[Records contained in a dataset]
#####
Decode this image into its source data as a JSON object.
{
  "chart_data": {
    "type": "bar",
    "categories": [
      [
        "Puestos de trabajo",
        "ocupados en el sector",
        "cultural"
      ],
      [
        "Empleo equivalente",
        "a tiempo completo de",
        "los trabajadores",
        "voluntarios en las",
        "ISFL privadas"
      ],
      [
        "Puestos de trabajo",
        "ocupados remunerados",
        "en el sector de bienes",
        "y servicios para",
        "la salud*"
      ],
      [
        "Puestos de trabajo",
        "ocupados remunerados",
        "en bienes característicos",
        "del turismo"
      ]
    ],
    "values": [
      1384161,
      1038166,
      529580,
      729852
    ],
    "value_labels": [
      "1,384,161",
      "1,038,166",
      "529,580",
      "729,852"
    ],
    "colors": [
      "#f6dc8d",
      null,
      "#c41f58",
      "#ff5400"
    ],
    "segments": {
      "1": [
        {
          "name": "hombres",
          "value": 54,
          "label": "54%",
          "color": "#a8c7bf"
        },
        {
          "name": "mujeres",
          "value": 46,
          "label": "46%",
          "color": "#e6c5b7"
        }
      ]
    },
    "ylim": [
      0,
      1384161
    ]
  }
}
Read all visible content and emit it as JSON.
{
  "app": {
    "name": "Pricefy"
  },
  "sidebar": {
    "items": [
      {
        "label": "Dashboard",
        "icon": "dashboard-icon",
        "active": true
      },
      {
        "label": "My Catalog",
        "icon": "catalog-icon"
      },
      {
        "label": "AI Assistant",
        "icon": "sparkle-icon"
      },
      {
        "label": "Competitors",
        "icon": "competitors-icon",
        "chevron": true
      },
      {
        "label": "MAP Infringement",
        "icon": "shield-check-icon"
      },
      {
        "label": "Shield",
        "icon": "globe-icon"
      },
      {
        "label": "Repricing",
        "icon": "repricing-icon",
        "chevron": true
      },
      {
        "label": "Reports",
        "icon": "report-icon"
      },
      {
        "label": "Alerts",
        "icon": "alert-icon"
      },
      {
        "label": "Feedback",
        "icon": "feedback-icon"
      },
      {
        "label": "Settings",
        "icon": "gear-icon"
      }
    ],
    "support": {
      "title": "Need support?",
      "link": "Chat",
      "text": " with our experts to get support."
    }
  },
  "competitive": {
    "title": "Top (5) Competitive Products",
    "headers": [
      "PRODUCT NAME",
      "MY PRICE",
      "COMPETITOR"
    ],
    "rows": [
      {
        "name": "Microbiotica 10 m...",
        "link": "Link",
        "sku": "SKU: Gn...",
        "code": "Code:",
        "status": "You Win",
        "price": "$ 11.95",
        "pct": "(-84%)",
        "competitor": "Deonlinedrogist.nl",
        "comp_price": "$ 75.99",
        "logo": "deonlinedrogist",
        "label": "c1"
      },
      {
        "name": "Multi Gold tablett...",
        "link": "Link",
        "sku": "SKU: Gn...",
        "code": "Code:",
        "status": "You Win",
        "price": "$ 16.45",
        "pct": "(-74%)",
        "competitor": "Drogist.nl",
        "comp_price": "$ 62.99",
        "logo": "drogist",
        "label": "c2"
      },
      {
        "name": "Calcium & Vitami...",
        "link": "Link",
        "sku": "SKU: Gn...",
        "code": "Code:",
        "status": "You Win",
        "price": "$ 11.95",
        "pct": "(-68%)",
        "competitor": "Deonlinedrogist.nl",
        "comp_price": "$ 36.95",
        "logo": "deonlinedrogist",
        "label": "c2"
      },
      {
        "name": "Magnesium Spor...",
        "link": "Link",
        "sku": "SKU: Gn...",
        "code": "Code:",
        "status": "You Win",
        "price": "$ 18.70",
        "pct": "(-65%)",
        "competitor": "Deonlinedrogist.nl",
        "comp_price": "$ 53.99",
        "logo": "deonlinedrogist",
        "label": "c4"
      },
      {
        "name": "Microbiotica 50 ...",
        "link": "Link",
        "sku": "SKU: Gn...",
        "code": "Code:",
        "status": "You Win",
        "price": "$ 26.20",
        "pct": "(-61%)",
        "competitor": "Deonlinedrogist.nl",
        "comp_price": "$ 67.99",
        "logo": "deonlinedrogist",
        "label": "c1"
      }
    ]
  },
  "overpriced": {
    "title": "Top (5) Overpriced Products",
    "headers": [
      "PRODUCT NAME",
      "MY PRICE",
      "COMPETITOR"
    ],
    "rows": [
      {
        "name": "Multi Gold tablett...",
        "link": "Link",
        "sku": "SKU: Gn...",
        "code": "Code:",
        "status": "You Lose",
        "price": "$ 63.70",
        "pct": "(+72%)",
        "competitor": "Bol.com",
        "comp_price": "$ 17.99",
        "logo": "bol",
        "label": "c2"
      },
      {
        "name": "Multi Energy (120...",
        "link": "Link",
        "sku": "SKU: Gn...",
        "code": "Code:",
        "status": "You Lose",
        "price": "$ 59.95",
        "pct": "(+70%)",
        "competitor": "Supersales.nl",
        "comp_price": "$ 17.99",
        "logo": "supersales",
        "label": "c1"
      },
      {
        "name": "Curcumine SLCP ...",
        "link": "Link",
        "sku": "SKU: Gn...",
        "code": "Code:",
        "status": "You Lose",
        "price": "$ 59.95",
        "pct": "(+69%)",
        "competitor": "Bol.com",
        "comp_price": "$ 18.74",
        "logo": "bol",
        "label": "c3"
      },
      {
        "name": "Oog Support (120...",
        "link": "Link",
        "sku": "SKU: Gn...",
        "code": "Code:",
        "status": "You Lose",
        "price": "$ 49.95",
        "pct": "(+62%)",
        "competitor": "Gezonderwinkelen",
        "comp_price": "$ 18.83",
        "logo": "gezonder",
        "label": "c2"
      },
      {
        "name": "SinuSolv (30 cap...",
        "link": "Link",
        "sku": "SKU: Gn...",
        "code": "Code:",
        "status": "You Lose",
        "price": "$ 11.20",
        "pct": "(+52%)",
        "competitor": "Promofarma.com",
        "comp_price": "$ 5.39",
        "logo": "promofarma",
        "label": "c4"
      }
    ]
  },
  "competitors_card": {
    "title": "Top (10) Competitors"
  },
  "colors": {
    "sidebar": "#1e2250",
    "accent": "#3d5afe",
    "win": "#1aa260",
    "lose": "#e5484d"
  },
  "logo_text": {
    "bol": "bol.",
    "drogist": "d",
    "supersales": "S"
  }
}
#####
(Problem details) Report the count of lines in the entries that contain the string "JSON", and nothing besides it.

(Answer to the problem) 2